**Stated goal**
Bring together all lines of the material below that contain the string "this".

(Collected data entries)
>>>

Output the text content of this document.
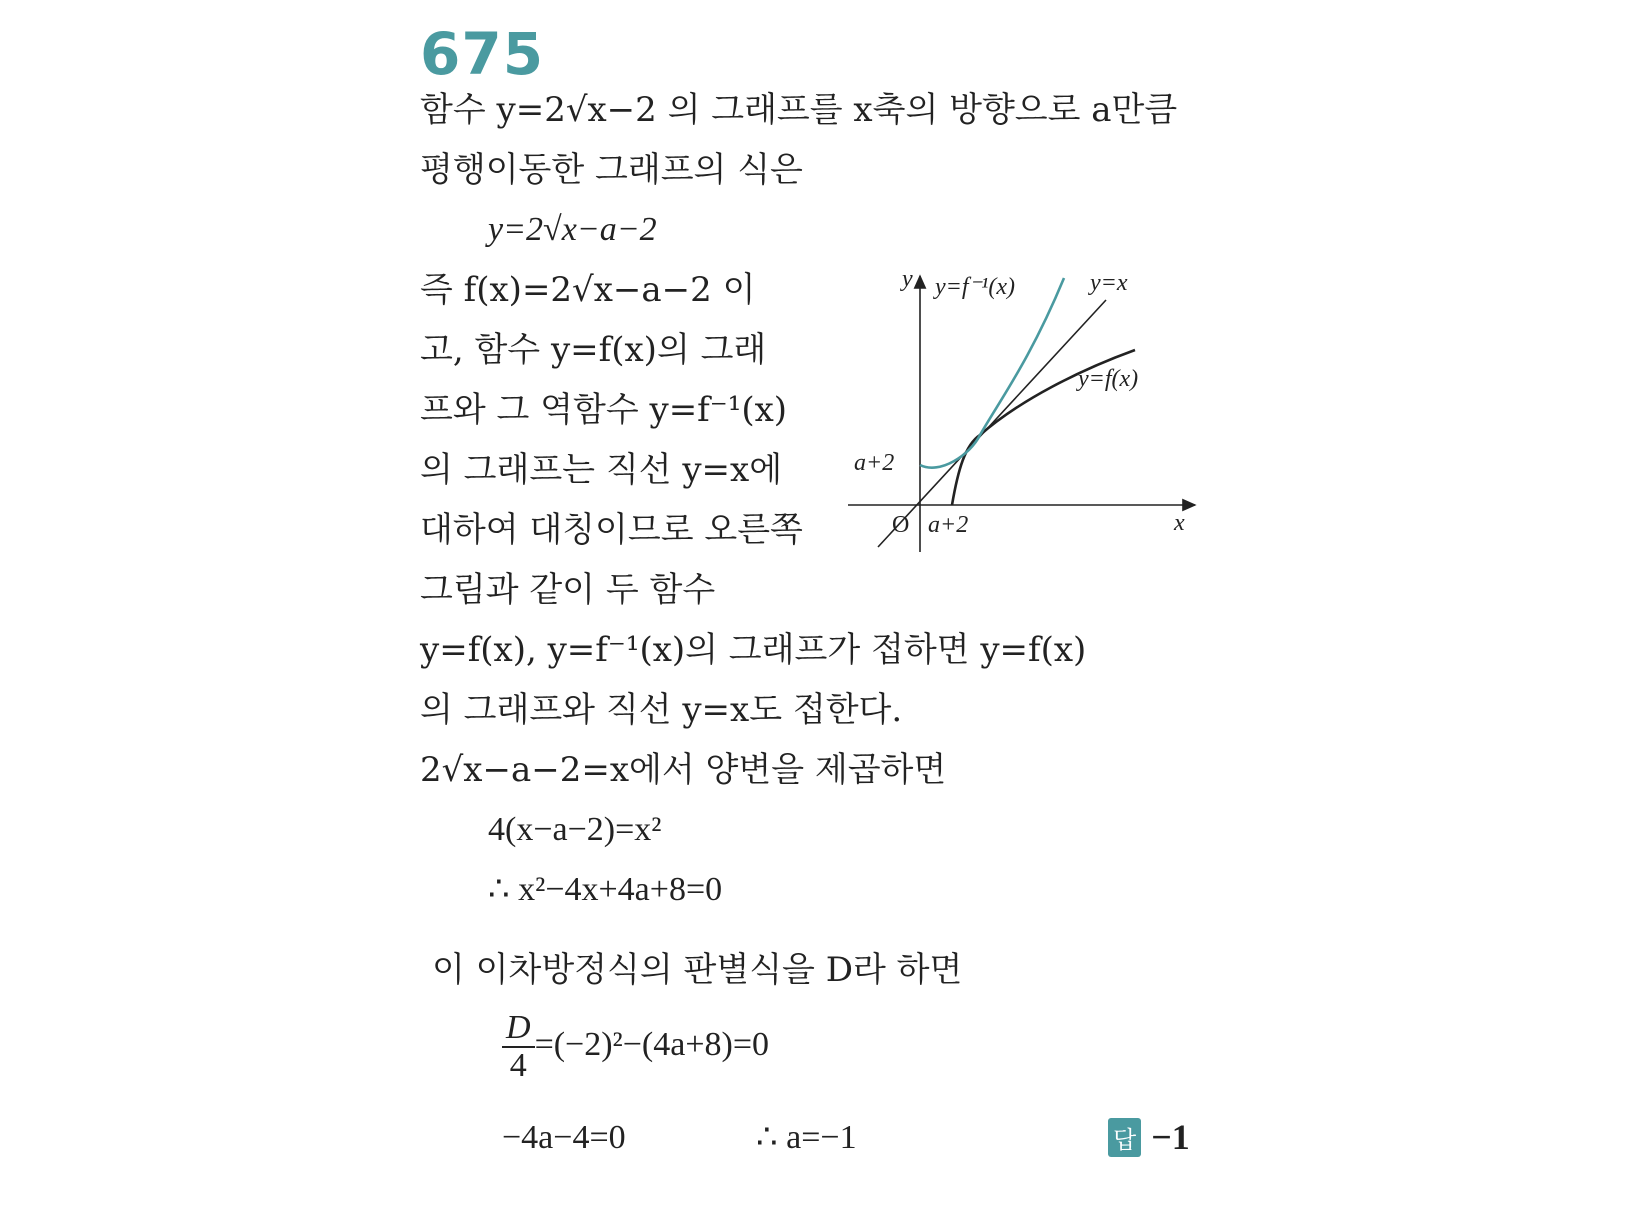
675
함수 y=2√x−2 의 그래프를 x축의 방향으로 a만큼
평행이동한 그래프의 식은
y=2√x−a−2
즉 f(x)=2√x−a−2 이
고, 함수 y=f(x)의 그래
프와 그 역함수 y=f⁻¹(x)
의 그래프는 직선 y=x에
대하여 대칭이므로 오른쪽
그림과 같이 두 함수
y=f(x), y=f⁻¹(x)의 그래프가 접하면 y=f(x)
의 그래프와 직선 y=x도 접한다.
2√x−a−2=x에서 양변을 제곱하면
4(x−a−2)=x²
∴ x²−4x+4a+8=0
이 이차방정식의 판별식을 D라 하면
$\frac{D}{4} =(-2)^2-(4a+8)=0$
−4a−4=0	∴ a=−1	답 −1
y
x
O
y=f⁻¹(x)	y=x
y=f(x)
a+2
a+2
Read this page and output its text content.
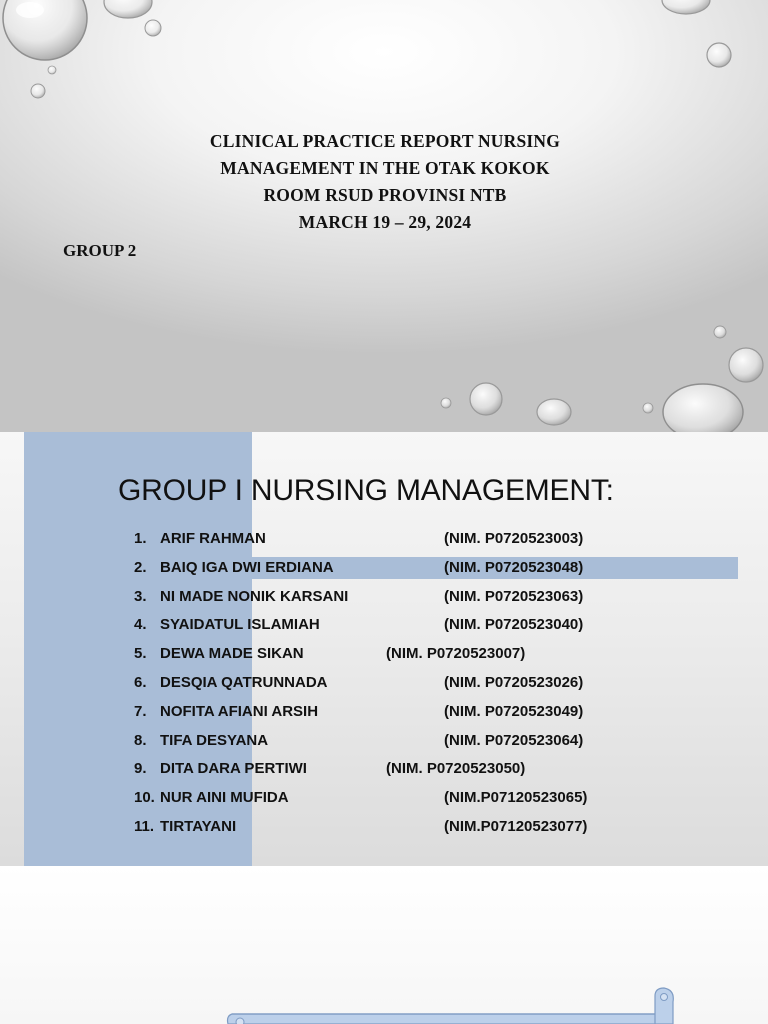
CLINICAL PRACTICE REPORT NURSING
MANAGEMENT IN THE OTAK KOKOK
ROOM RSUD PROVINSI NTB
MARCH 19 – 29, 2024
GROUP 2
GROUP I NURSING MANAGEMENT:
1. ARIF RAHMAN	(NIM. P0720523003)
2. BAIQ IGA DWI ERDIANA	(NIM. P0720523048)
3. NI MADE NONIK KARSANI	(NIM. P0720523063)
4. SYAIDATUL ISLAMIAH	(NIM. P0720523040)
5. DEWA MADE SIKAN	(NIM. P0720523007)
6. DESQIA QATRUNNADA	(NIM. P0720523026)
7. NOFITA AFIANI ARSIH	(NIM. P0720523049)
8. TIFA DESYANA	(NIM. P0720523064)
9. DITA DARA PERTIWI	(NIM. P0720523050)
10. NUR AINI MUFIDA	(NIM.P07120523065)
11. TIRTAYANI	(NIM.P07120523077)
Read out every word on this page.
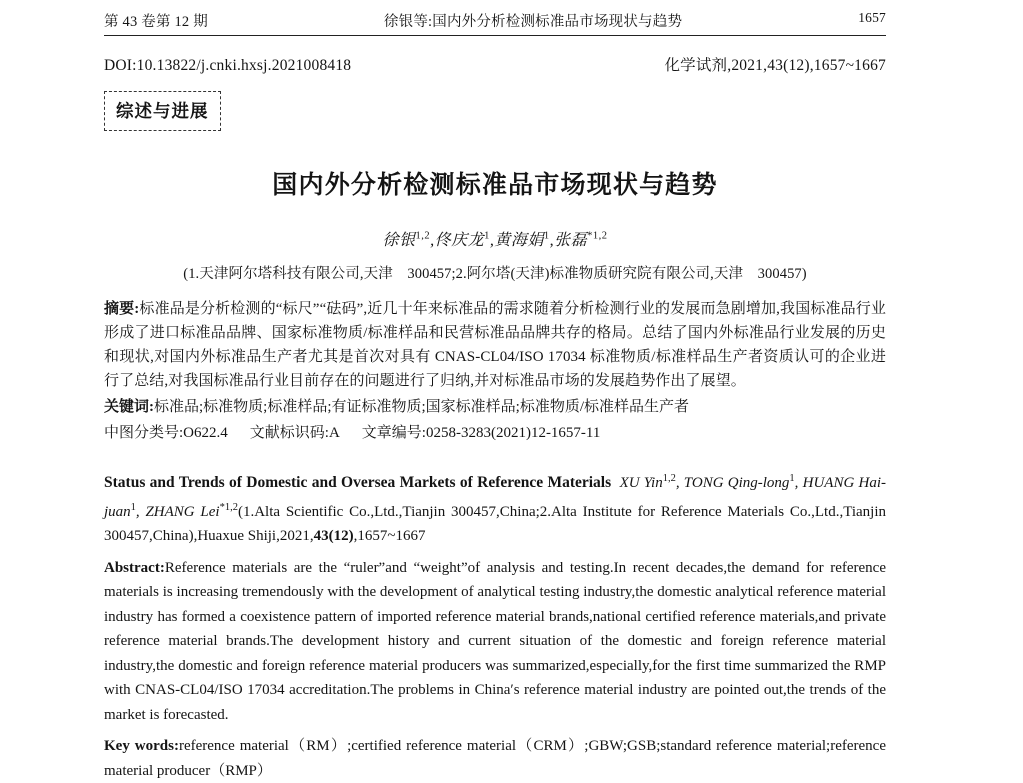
第 43 卷第 12 期	徐银等:国内外分析检测标准品市场现状与趋势	1657
DOI:10.13822/j.cnki.hxsj.2021008418	化学试剂,2021,43(12),1657~1667
综述与进展
国内外分析检测标准品市场现状与趋势
徐银$^{1,2}$,佟庆龙$^1$,黄海娟$^1$,张磊$^{*1,2}$
(1.天津阿尔塔科技有限公司,天津　300457;2.阿尔塔(天津)标准物质研究院有限公司,天津　300457)
摘要:标准品是分析检测的“标尺”“砝码”,近几十年来标准品的需求随着分析检测行业的发展而急剧增加,我国标准品行业形成了进口标准品品牌、国家标准物质/标准样品和民营标准品品牌共存的格局。总结了国内外标准品行业发展的历史和现状,对国内外标准品生产者尤其是首次对具有 CNAS-CL04/ISO 17034 标准物质/标准样品生产者资质认可的企业进行了总结,对我国标准品行业目前存在的问题进行了归纳,并对标准品市场的发展趋势作出了展望。
关键词:标准品;标准物质;标准样品;有证标准物质;国家标准样品;标准物质/标准样品生产者
中图分类号:O622.4 文献标识码:A 文章编号:0258-3283(2021)12-1657-11
Status and Trends of Domestic and Oversea Markets of Reference Materials XU Yin$^{1,2}$, TONG Qing-long$^1$, HUANG Hai-juan$^1$, ZHANG Lei$^{*1,2}$(1.Alta Scientific Co.,Ltd.,Tianjin 300457,China;2.Alta Institute for Reference Materials Co.,Ltd.,Tianjin 300457,China),Huaxue Shiji,2021,43(12),1657~1667
Abstract:Reference materials are the “ruler”and “weight”of analysis and testing.In recent decades,the demand for reference materials is increasing tremendously with the development of analytical testing industry,the domestic analytical reference material industry has formed a coexistence pattern of imported reference material brands,national certified reference materials,and private reference material brands.The development history and current situation of the domestic and foreign reference material industry,the domestic and foreign reference material producers was summarized,especially,for the first time summarized the RMP with CNAS-CL04/ISO 17034 accreditation.The problems in China′s reference material industry are pointed out,the trends of the market is forecasted.
Key words:reference material（RM）;certified reference material（CRM）;GBW;GSB;standard reference material;reference material producer（RMP）
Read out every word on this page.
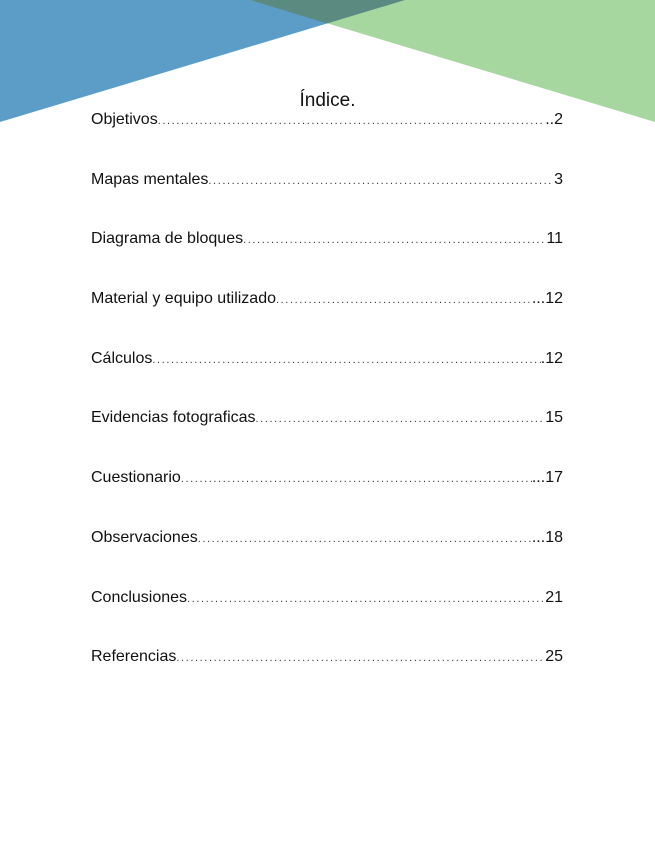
Índice.
Objetivos .....	..2
Mapas mentales .....	3
Diagrama de bloques .....	11
Material y equipo utilizado .....	...12
Cálculos .....	.12
Evidencias fotograficas .....	15
Cuestionario .....	...17
Observaciones .....	...18
Conclusiones .....	21
Referencias .....	25
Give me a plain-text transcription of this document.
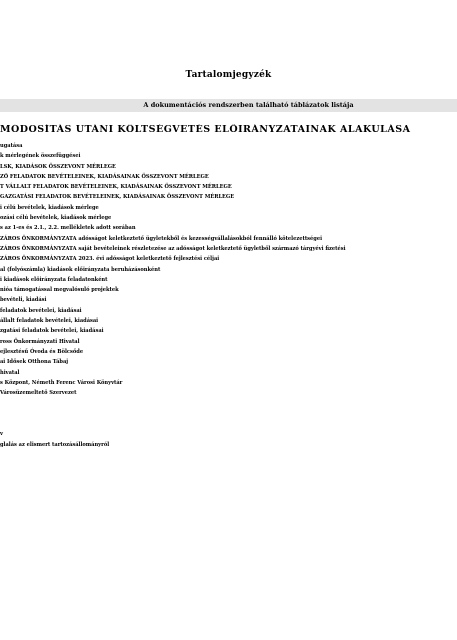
Tartalomjegyzék
A dokumentációs rendszerben található táblázatok listája
MÓDOSÍTÁS UTÁNI KÖLTSÉGVETÉS ELŐIRÁNYZATAINAK ALAKULÁSA
ugatása
k mérlegének összefüggései
LSK, KIADÁSOK ÖSSZEVONT MÉRLEGE
ZŐ FELADATOK BEVÉTELEINEK, KIADÁSAINAK ÖSSZEVONT MÉRLEGE
T VÁLLALT FELADATOK BEVÉTELEINEK, KIADÁSAINAK ÖSSZEVONT MÉRLEGE
GAZGATÁSI FELADATOK BEVÉTELEINEK, KIADÁSAINAK ÖSSZEVONT MÉRLEGE
i célú bevételek, kiadások mérlege
ozási célú bevételek, kiadások mérlege
s az 1-es és 2.1., 2.2. mellékletek adott sorában
ZÁROS ÖNKORMÁNYZATA adósságot keletkeztető ügyletekből és kezességvállalásokból fennálló kötelezettségei
ZÁROS ÖNKORMÁNYZATA saját bevételeinek részletezése az adósságot keletkeztető ügyletből származó tárgyévi fizetési
ZÁROS ÖNKORMÁNYZATA 2023. évi adósságot keletkeztető fejlesztési céljai
al (folyószámla) kiadások előirányzata beruházásonként
i kiadások előirányzata feladatonként
nióa támogatással megvalósuló projektek
bevételi, kiadási
feladatok bevételei, kiadásai
állalt feladatok bevételei, kiadásai
zgatási feladatok bevételei, kiadásai
ross Önkormányzati Hivatal
ejlesztésű Óvoda és Bölcsőde
ai Idősek Otthona Tábaj
hivatal
s Központ, Németh Ferenc Városi Könyvtár
Városüzemeltető Szervezet
v
glalás az elismert tartozásállományról
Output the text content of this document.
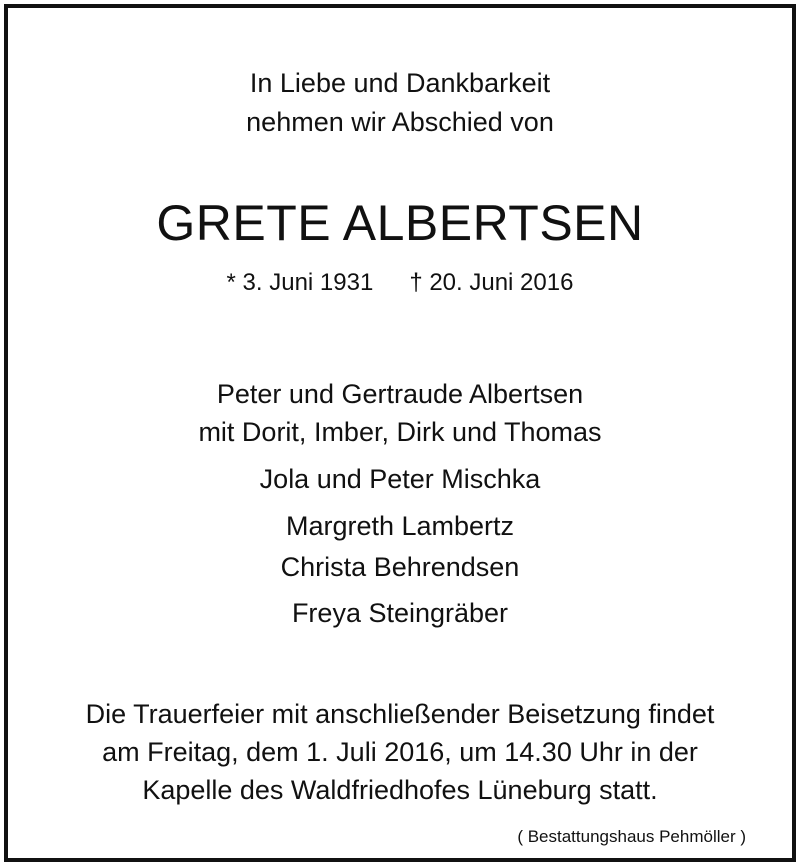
In Liebe und Dankbarkeit
nehmen wir Abschied von
GRETE ALBERTSEN
* 3. Juni 1931 † 20. Juni 2016
Peter und Gertraude Albertsen
mit Dorit, Imber, Dirk und Thomas
Jola und Peter Mischka
Margreth Lambertz
Christa Behrendsen
Freya Steingräber
Die Trauerfeier mit anschließender Beisetzung findet
am Freitag, dem 1. Juli 2016, um 14.30 Uhr in der
Kapelle des Waldfriedhofes Lüneburg statt.
( Bestattungshaus Pehmöller )
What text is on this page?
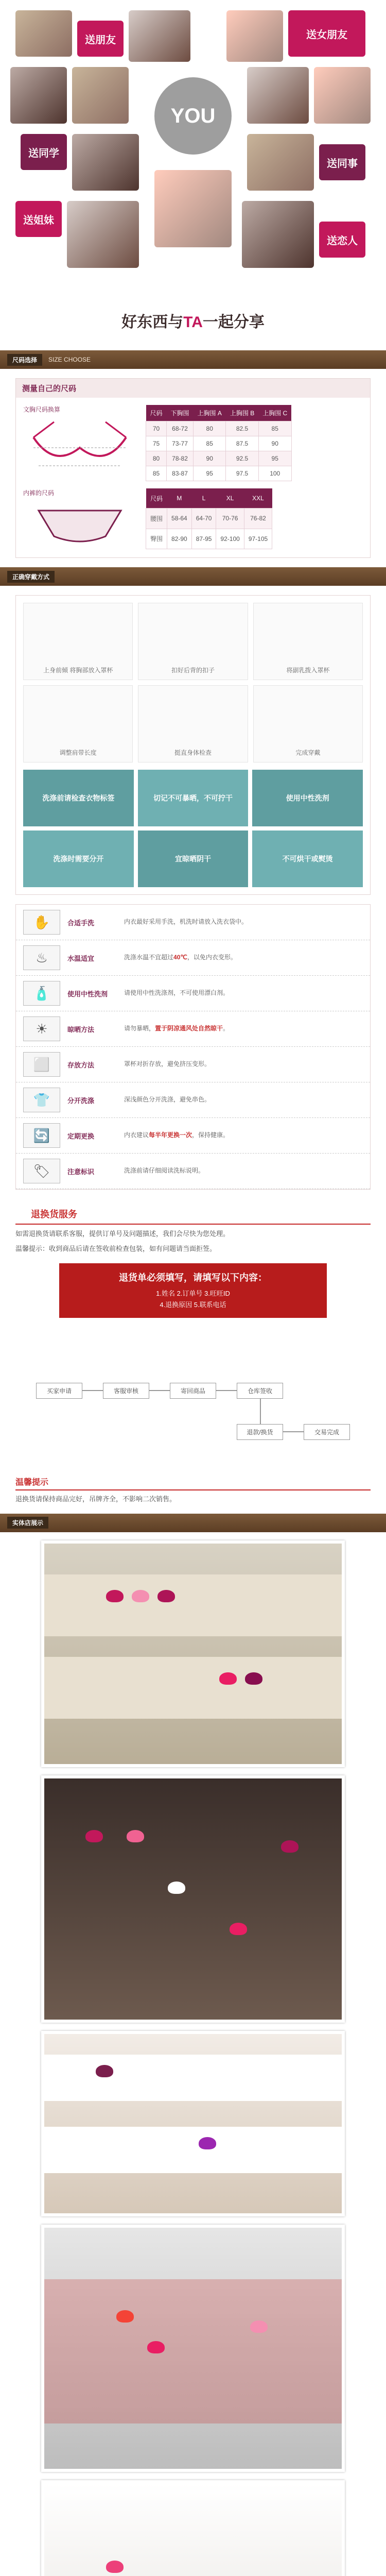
送朋友	送女朋友
YOU
送同学
送同事
送姐妹
送恋人
好东西与TA一起分享
尺码选择	SIZE CHOOSE
测量自己的尺码
文胸尺码换算
尺码	下胸围	上胸围 A	上胸围 B	上胸围 C
70	68-72	80	82.5	85
75	73-77	85	87.5	90
80	78-82	90	92.5	95
85	83-87	95	97.5	100
内裤的尺码
尺码	M	L	XL	XXL
腰围	58-64	64-70	70-76	76-82
臀围	82-90	87-95	92-100	97-105
正确穿戴方式
上身前倾 将胸部放入罩杯	扣好后背的扣子	将副乳拨入罩杯
调整肩带长度	挺直身体检查	完成穿戴
洗涤前请检查衣物标签	切记不可暴晒，不可拧干	使用中性洗剂
洗涤时需要分开	宜晾晒阴干	不可烘干或熨烫
✋	合适手洗	内衣最好采用手洗，机洗时请放入洗衣袋中。
♨	水温适宜	洗涤水温不宜超过40℃，以免内衣变形。
🧴	使用中性洗剂	请使用中性洗涤剂，不可使用漂白剂。
☀	晾晒方法	请勿暴晒，置于阴凉通风处自然晾干。
⬜	存放方法	罩杯对折存放，避免挤压变形。
👕	分开洗涤	深浅颜色分开洗涤，避免串色。
🔄	定期更换	内衣建议每半年更换一次，保持健康。
🏷	注意标识	洗涤前请仔细阅读洗标说明。
退换货服务
如需退换货请联系客服，提供订单号及问题描述，我们会尽快为您处理。
温馨提示：收到商品后请在签收前检查包装，如有问题请当面拒签。
退货单必须填写，请填写以下内容：
1.姓名 2.订单号 3.旺旺ID
4.退换原因 5.联系电话
买家申请	客服审核	寄回商品	仓库签收
退款/换货	交易完成
温馨提示
退换货请保持商品完好，吊牌齐全，不影响二次销售。
实体店展示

<<<

**Written solution**
Output the text content of this document.
Read this page and output its text content.
Read out every word on this page.
Read out every word on this page.
Give me a plain-text transcription of this document.
Output the text content of this document.
What text is on this page?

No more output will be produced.